# Start of EXTRACTED RECORDS

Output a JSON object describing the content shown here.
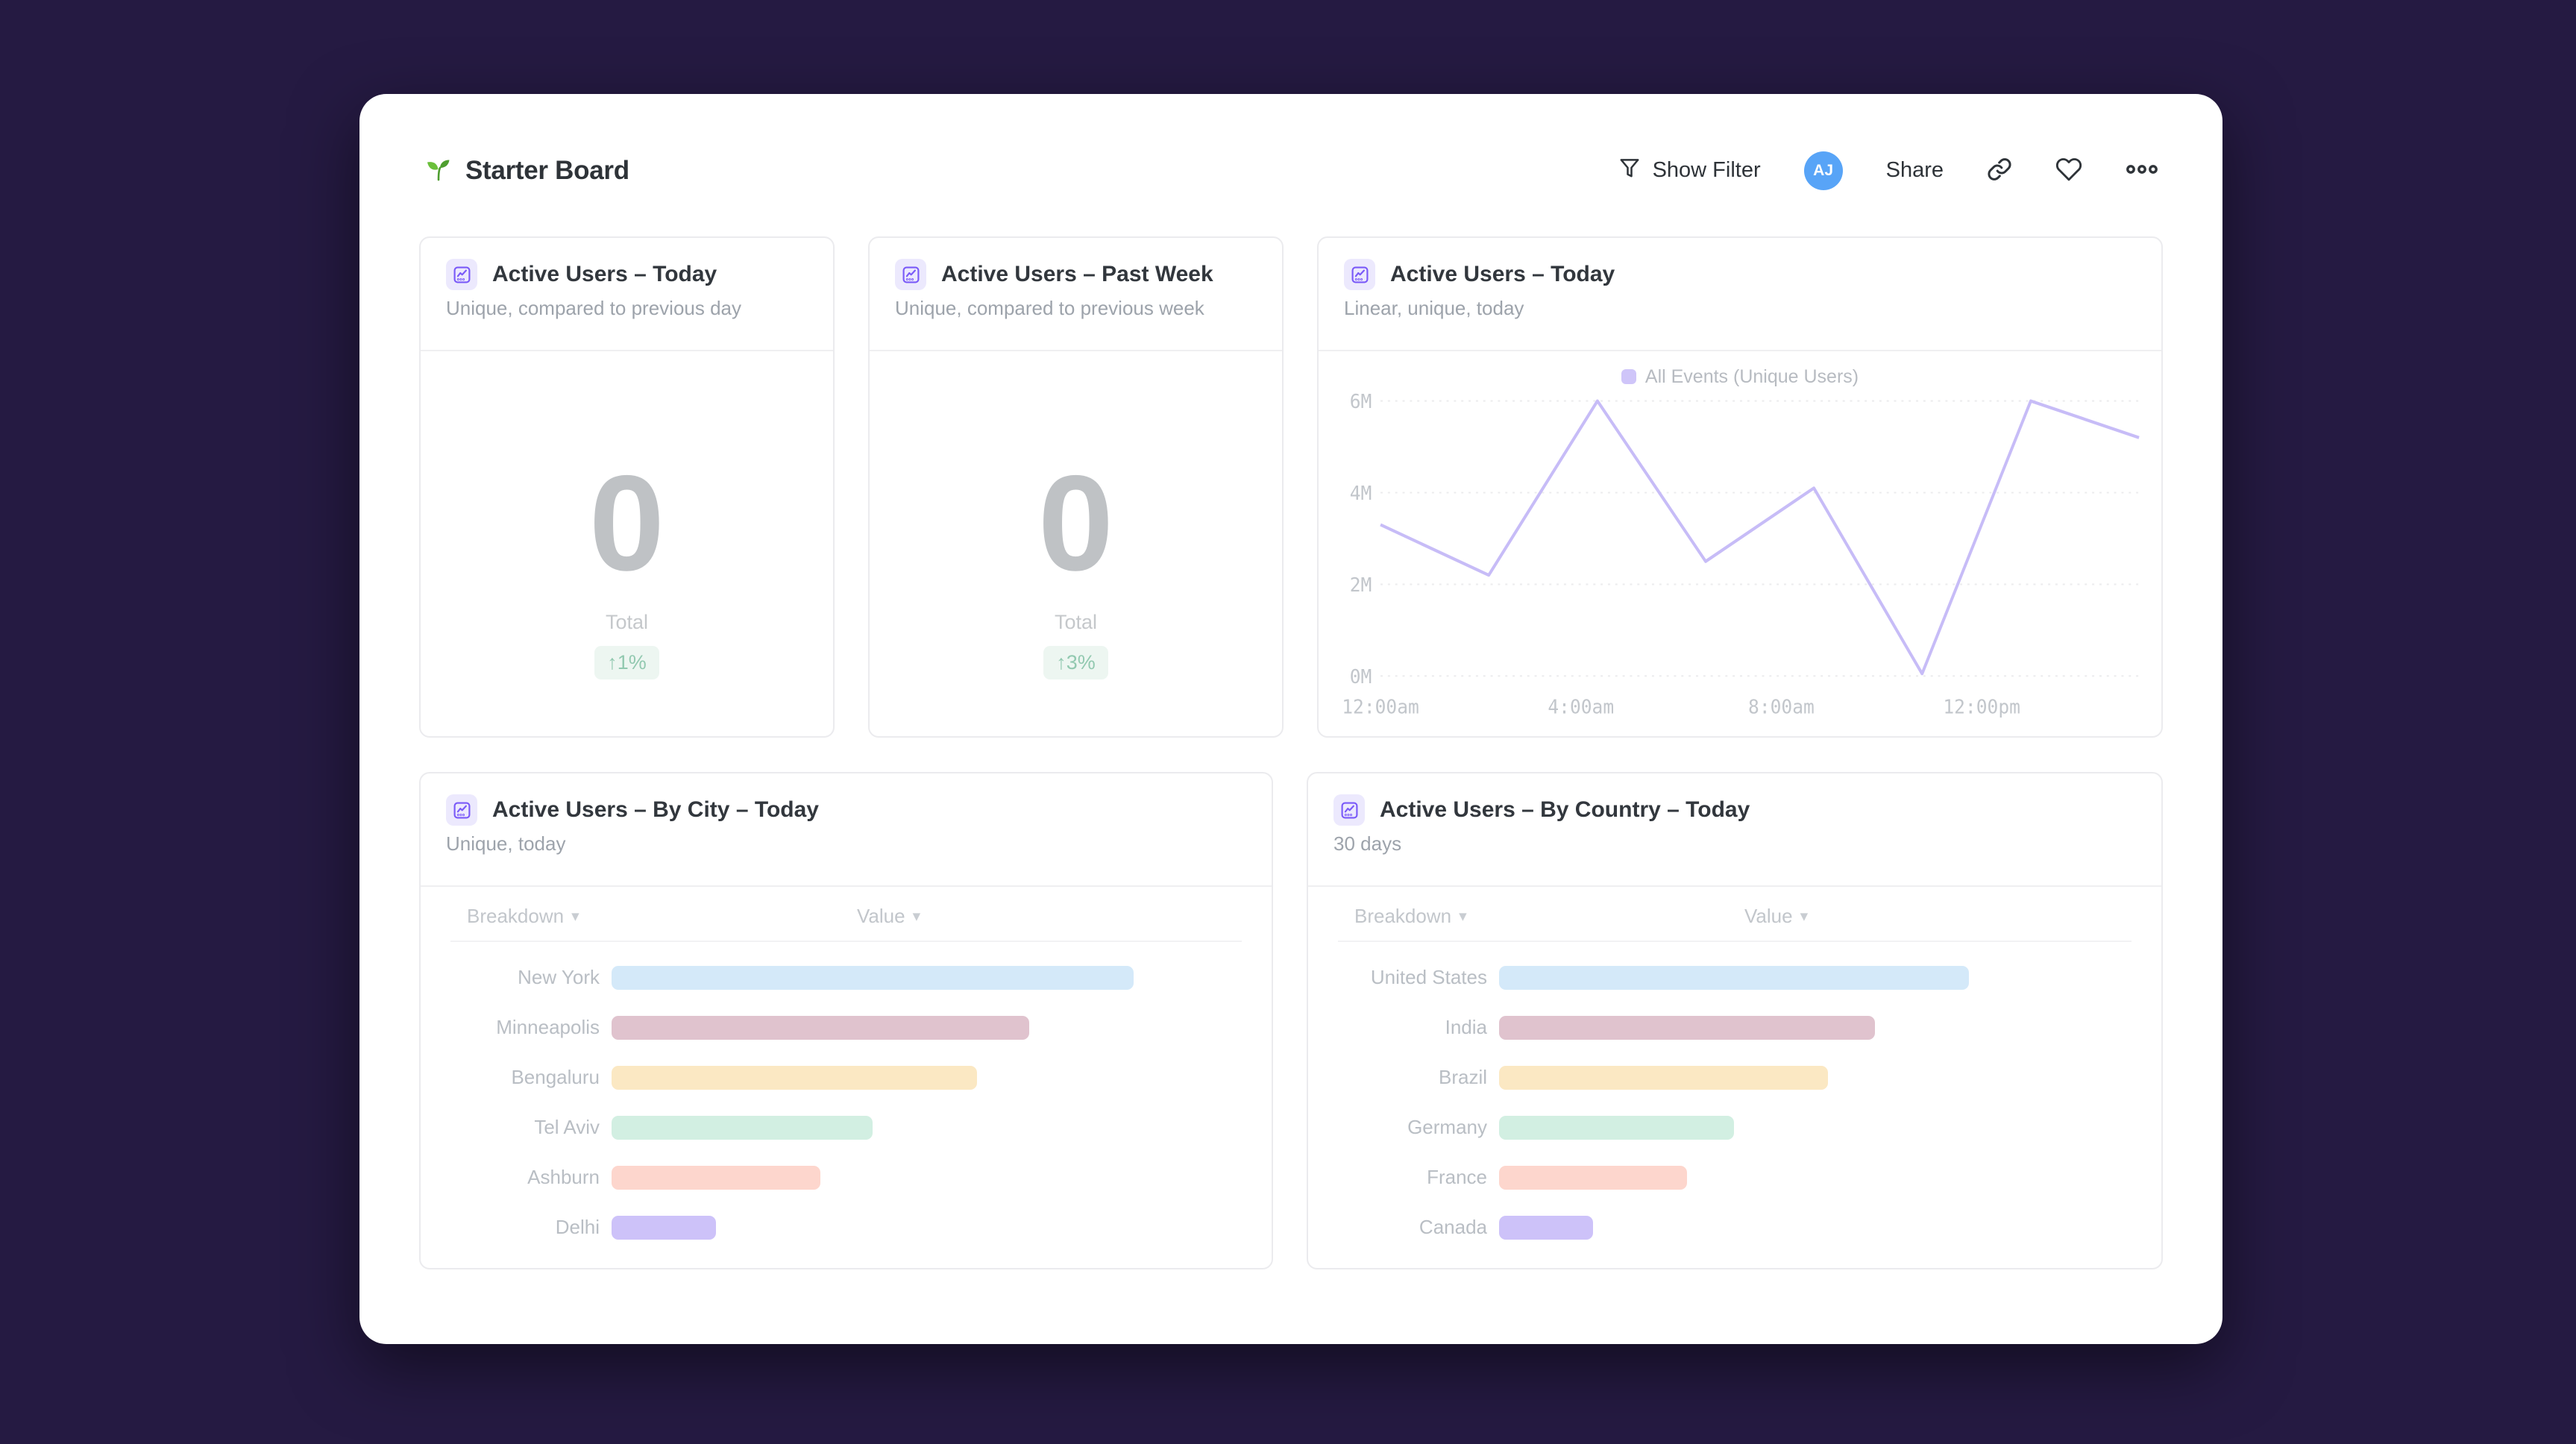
{
  "header": {
    "title": "Starter Board",
    "show_filter_label": "Show Filter",
    "avatar_initials": "AJ",
    "share_label": "Share"
  },
  "colors": {
    "background": "#251a42",
    "accent_purple": "#7a5af8",
    "avatar_blue": "#58a4f7",
    "line_purple": "#c7bcf7",
    "badge_green_text": "#92c9b0",
    "badge_green_bg": "#edf6f1"
  },
  "cards": {
    "today": {
      "title": "Active Users – Today",
      "subtitle": "Unique, compared to previous day",
      "value": "0",
      "value_label": "Total",
      "delta": "↑1%"
    },
    "past_week": {
      "title": "Active Users – Past Week",
      "subtitle": "Unique, compared to previous week",
      "value": "0",
      "value_label": "Total",
      "delta": "↑3%"
    },
    "today_chart": {
      "title": "Active Users – Today",
      "subtitle": "Linear, unique, today",
      "legend": "All Events (Unique Users)"
    },
    "by_city": {
      "title": "Active Users – By City – Today",
      "subtitle": "Unique, today",
      "col_breakdown": "Breakdown",
      "col_value": "Value",
      "caret": "▾",
      "rows": [
        {
          "label": "New York",
          "pct": 100,
          "color": "#d4e9f9"
        },
        {
          "label": "Minneapolis",
          "pct": 80,
          "color": "#e0c3ce"
        },
        {
          "label": "Bengaluru",
          "pct": 70,
          "color": "#fbe8c3"
        },
        {
          "label": "Tel Aviv",
          "pct": 50,
          "color": "#d2efe2"
        },
        {
          "label": "Ashburn",
          "pct": 40,
          "color": "#fdd6cd"
        },
        {
          "label": "Delhi",
          "pct": 20,
          "color": "#cdc2f9"
        }
      ]
    },
    "by_country": {
      "title": "Active Users – By Country – Today",
      "subtitle": "30 days",
      "col_breakdown": "Breakdown",
      "col_value": "Value",
      "caret": "▾",
      "rows": [
        {
          "label": "United States",
          "pct": 100,
          "color": "#d4e9f9"
        },
        {
          "label": "India",
          "pct": 80,
          "color": "#e0c3ce"
        },
        {
          "label": "Brazil",
          "pct": 70,
          "color": "#fbe8c3"
        },
        {
          "label": "Germany",
          "pct": 50,
          "color": "#d2efe2"
        },
        {
          "label": "France",
          "pct": 40,
          "color": "#fdd6cd"
        },
        {
          "label": "Canada",
          "pct": 20,
          "color": "#cdc2f9"
        }
      ]
    }
  },
  "chart_data": [
    {
      "type": "line",
      "title": "Active Users – Today",
      "legend": [
        "All Events (Unique Users)"
      ],
      "x_hours": [
        0,
        2.16,
        4.33,
        6.49,
        8.65,
        10.81,
        12.98,
        15.14
      ],
      "values_m": [
        3.3,
        2.2,
        6.0,
        2.5,
        4.1,
        0.05,
        6.0,
        5.2
      ],
      "x_max_hours": 15.14,
      "ylim": [
        0,
        6
      ],
      "y_ticks": [
        {
          "label": "6M",
          "value": 6
        },
        {
          "label": "4M",
          "value": 4
        },
        {
          "label": "2M",
          "value": 2
        },
        {
          "label": "0M",
          "value": 0
        }
      ],
      "x_ticks": [
        {
          "label": "12:00am",
          "hour": 0
        },
        {
          "label": "4:00am",
          "hour": 4
        },
        {
          "label": "8:00am",
          "hour": 8
        },
        {
          "label": "12:00pm",
          "hour": 12
        }
      ],
      "line_color": "#c7bcf7",
      "grid": true,
      "legend_position": "top-center"
    },
    {
      "type": "bar",
      "title": "Active Users – By City – Today",
      "categories": [
        "New York",
        "Minneapolis",
        "Bengaluru",
        "Tel Aviv",
        "Ashburn",
        "Delhi"
      ],
      "values_pct_of_max": [
        100,
        80,
        70,
        50,
        40,
        20
      ]
    },
    {
      "type": "bar",
      "title": "Active Users – By Country – Today",
      "categories": [
        "United States",
        "India",
        "Brazil",
        "Germany",
        "France",
        "Canada"
      ],
      "values_pct_of_max": [
        100,
        80,
        70,
        50,
        40,
        20
      ]
    }
  ]
}
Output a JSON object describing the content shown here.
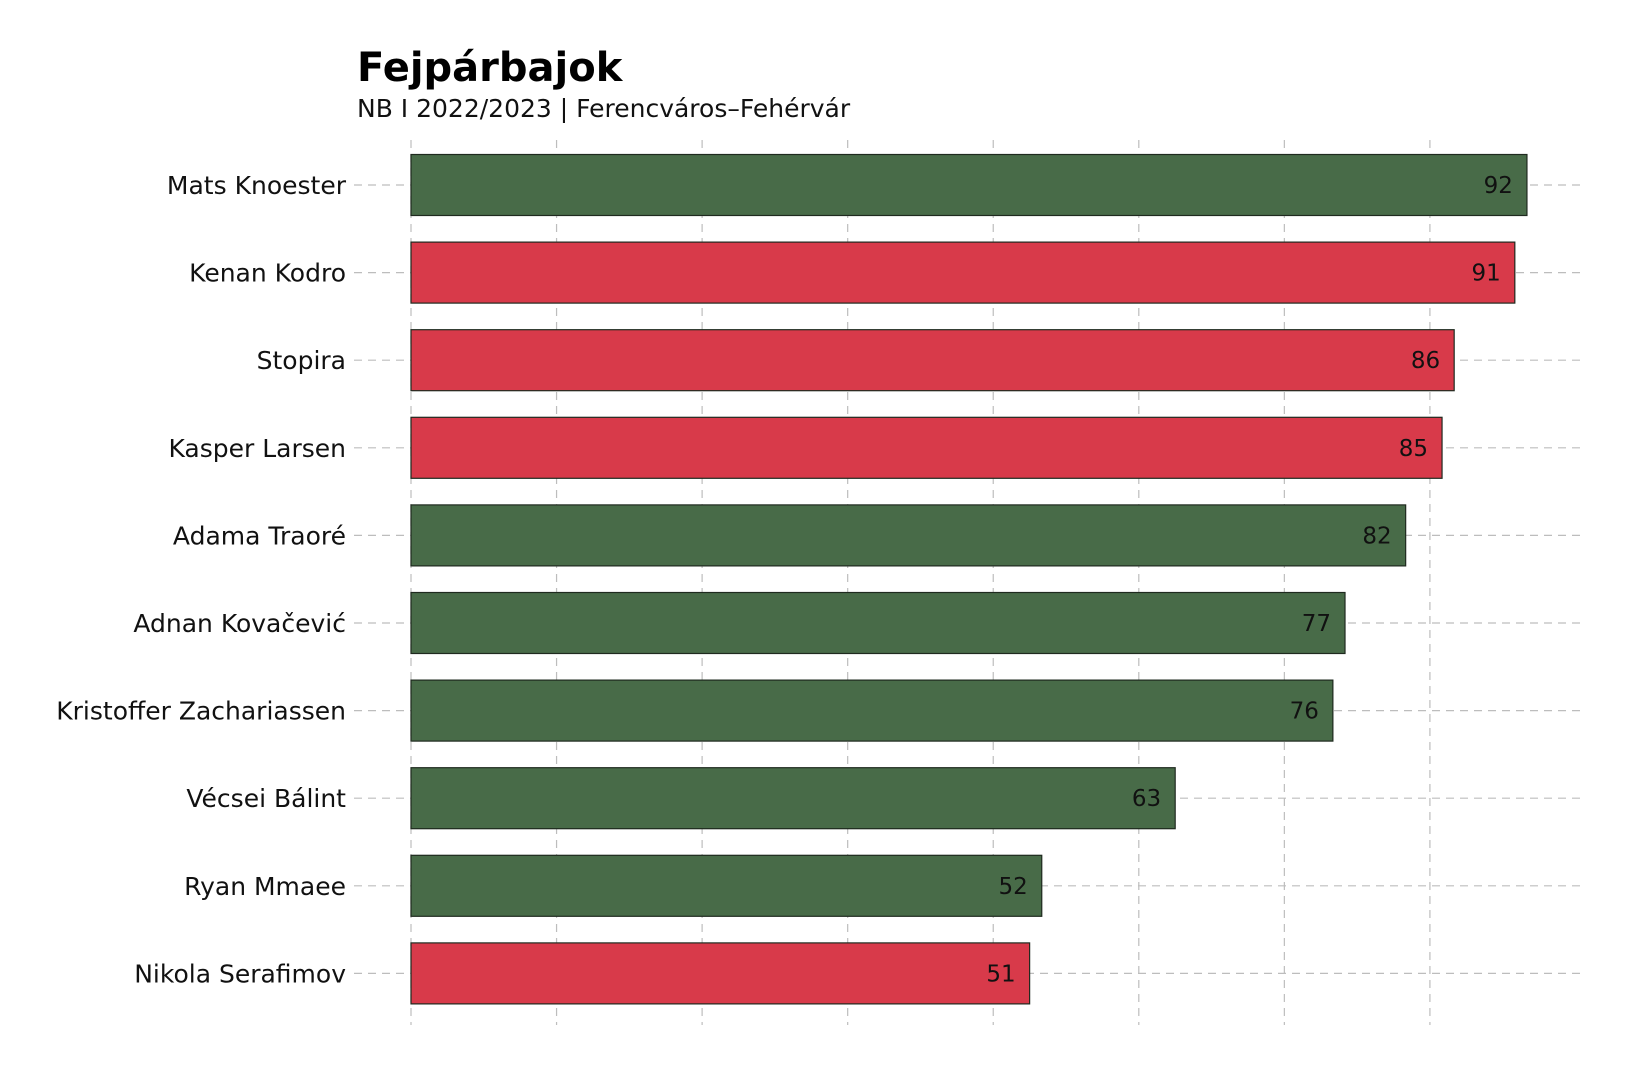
{
  "chart_data": {
    "type": "bar",
    "orientation": "horizontal",
    "title": "Fejpárbajok",
    "subtitle": "NB I 2022/2023 | Ferencváros–Fehérvár",
    "xlabel": "",
    "ylabel": "",
    "xlim": [
      0,
      95
    ],
    "grid": true,
    "categories": [
      "Mats Knoester",
      "Kenan Kodro",
      "Stopira",
      "Kasper Larsen",
      "Adama Traoré",
      "Adnan Kovačević",
      "Kristoffer Zachariassen",
      "Vécsei Bálint",
      "Ryan Mmaee",
      "Nikola Serafimov"
    ],
    "values": [
      92,
      91,
      86,
      85,
      82,
      77,
      76,
      63,
      52,
      51
    ],
    "colors": [
      "#486b48",
      "#d83a4a",
      "#d83a4a",
      "#d83a4a",
      "#486b48",
      "#486b48",
      "#486b48",
      "#486b48",
      "#486b48",
      "#d83a4a"
    ],
    "data_labels": [
      "92",
      "91",
      "86",
      "85",
      "82",
      "77",
      "76",
      "63",
      "52",
      "51"
    ]
  }
}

# End of EXTRACTED RECORDS

--- BRIEF ---
Omitting all images, retype each line of the records precisely.

--- TASK ANSWER ---
Output a JSON object describing the content shown here.
{
  "header": {
    "title": "Starter Board",
    "show_filter_label": "Show Filter",
    "avatar_initials": "AJ",
    "share_label": "Share"
  },
  "colors": {
    "background": "#251a42",
    "accent_purple": "#7a5af8",
    "avatar_blue": "#58a4f7",
    "line_purple": "#c7bcf7",
    "badge_green_text": "#92c9b0",
    "badge_green_bg": "#edf6f1"
  },
  "cards": {
    "today": {
      "title": "Active Users – Today",
      "subtitle": "Unique, compared to previous day",
      "value": "0",
      "value_label": "Total",
      "delta": "↑1%"
    },
    "past_week": {
      "title": "Active Users – Past Week",
      "subtitle": "Unique, compared to previous week",
      "value": "0",
      "value_label": "Total",
      "delta": "↑3%"
    },
    "today_chart": {
      "title": "Active Users – Today",
      "subtitle": "Linear, unique, today",
      "legend": "All Events (Unique Users)"
    },
    "by_city": {
      "title": "Active Users – By City – Today",
      "subtitle": "Unique, today",
      "col_breakdown": "Breakdown",
      "col_value": "Value",
      "caret": "▾",
      "rows": [
        {
          "label": "New York",
          "pct": 100,
          "color": "#d4e9f9"
        },
        {
          "label": "Minneapolis",
          "pct": 80,
          "color": "#e0c3ce"
        },
        {
          "label": "Bengaluru",
          "pct": 70,
          "color": "#fbe8c3"
        },
        {
          "label": "Tel Aviv",
          "pct": 50,
          "color": "#d2efe2"
        },
        {
          "label": "Ashburn",
          "pct": 40,
          "color": "#fdd6cd"
        },
        {
          "label": "Delhi",
          "pct": 20,
          "color": "#cdc2f9"
        }
      ]
    },
    "by_country": {
      "title": "Active Users – By Country – Today",
      "subtitle": "30 days",
      "col_breakdown": "Breakdown",
      "col_value": "Value",
      "caret": "▾",
      "rows": [
        {
          "label": "United States",
          "pct": 100,
          "color": "#d4e9f9"
        },
        {
          "label": "India",
          "pct": 80,
          "color": "#e0c3ce"
        },
        {
          "label": "Brazil",
          "pct": 70,
          "color": "#fbe8c3"
        },
        {
          "label": "Germany",
          "pct": 50,
          "color": "#d2efe2"
        },
        {
          "label": "France",
          "pct": 40,
          "color": "#fdd6cd"
        },
        {
          "label": "Canada",
          "pct": 20,
          "color": "#cdc2f9"
        }
      ]
    }
  },
  "chart_data": [
    {
      "type": "line",
      "title": "Active Users – Today",
      "legend": [
        "All Events (Unique Users)"
      ],
      "x_hours": [
        0,
        2.16,
        4.33,
        6.49,
        8.65,
        10.81,
        12.98,
        15.14
      ],
      "values_m": [
        3.3,
        2.2,
        6.0,
        2.5,
        4.1,
        0.05,
        6.0,
        5.2
      ],
      "x_max_hours": 15.14,
      "ylim": [
        0,
        6
      ],
      "y_ticks": [
        {
          "label": "6M",
          "value": 6
        },
        {
          "label": "4M",
          "value": 4
        },
        {
          "label": "2M",
          "value": 2
        },
        {
          "label": "0M",
          "value": 0
        }
      ],
      "x_ticks": [
        {
          "label": "12:00am",
          "hour": 0
        },
        {
          "label": "4:00am",
          "hour": 4
        },
        {
          "label": "8:00am",
          "hour": 8
        },
        {
          "label": "12:00pm",
          "hour": 12
        }
      ],
      "line_color": "#c7bcf7",
      "grid": true,
      "legend_position": "top-center"
    },
    {
      "type": "bar",
      "title": "Active Users – By City – Today",
      "categories": [
        "New York",
        "Minneapolis",
        "Bengaluru",
        "Tel Aviv",
        "Ashburn",
        "Delhi"
      ],
      "values_pct_of_max": [
        100,
        80,
        70,
        50,
        40,
        20
      ]
    },
    {
      "type": "bar",
      "title": "Active Users – By Country – Today",
      "categories": [
        "United States",
        "India",
        "Brazil",
        "Germany",
        "France",
        "Canada"
      ],
      "values_pct_of_max": [
        100,
        80,
        70,
        50,
        40,
        20
      ]
    }
  ]
}
Output a JSON object describing the content shown here.
{
  "chart_data": {
    "type": "bar",
    "orientation": "horizontal",
    "title": "Fejpárbajok",
    "subtitle": "NB I 2022/2023 | Ferencváros–Fehérvár",
    "xlabel": "",
    "ylabel": "",
    "xlim": [
      0,
      95
    ],
    "grid": true,
    "categories": [
      "Mats Knoester",
      "Kenan Kodro",
      "Stopira",
      "Kasper Larsen",
      "Adama Traoré",
      "Adnan Kovačević",
      "Kristoffer Zachariassen",
      "Vécsei Bálint",
      "Ryan Mmaee",
      "Nikola Serafimov"
    ],
    "values": [
      92,
      91,
      86,
      85,
      82,
      77,
      76,
      63,
      52,
      51
    ],
    "colors": [
      "#486b48",
      "#d83a4a",
      "#d83a4a",
      "#d83a4a",
      "#486b48",
      "#486b48",
      "#486b48",
      "#486b48",
      "#486b48",
      "#d83a4a"
    ],
    "data_labels": [
      "92",
      "91",
      "86",
      "85",
      "82",
      "77",
      "76",
      "63",
      "52",
      "51"
    ]
  }
}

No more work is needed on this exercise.